__What the task asks__. Repeat the records word for word, excluding any picture.

[Saved entries]
----
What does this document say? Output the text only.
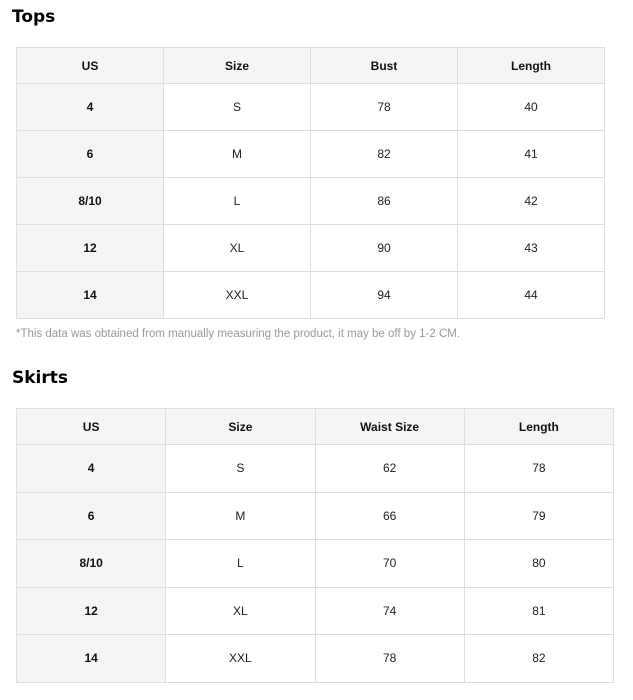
Tops
US	Size	Bust	Length
4	S	78	40
6	M	82	41
8/10	L	86	42
12	XL	90	43
14	XXL	94	44

*This data was obtained from manually measuring the product, it may be off by 1-2 CM.

Skirts
US	Size	Waist Size	Length
4	S	62	78
6	M	66	79
8/10	L	70	80
12	XL	74	81
14	XXL	78	82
----
__Result of this task__.
What does this document say? Output the text only.
Tops
US	Size	Bust	Length
4	S	78	40
6	M	82	41
8/10	L	86	42
12	XL	90	43
14	XXL	94	44

*This data was obtained from manually measuring the product, it may be off by 1-2 CM.

Skirts
US	Size	Waist Size	Length
4	S	62	78
6	M	66	79
8/10	L	70	80
12	XL	74	81
14	XXL	78	82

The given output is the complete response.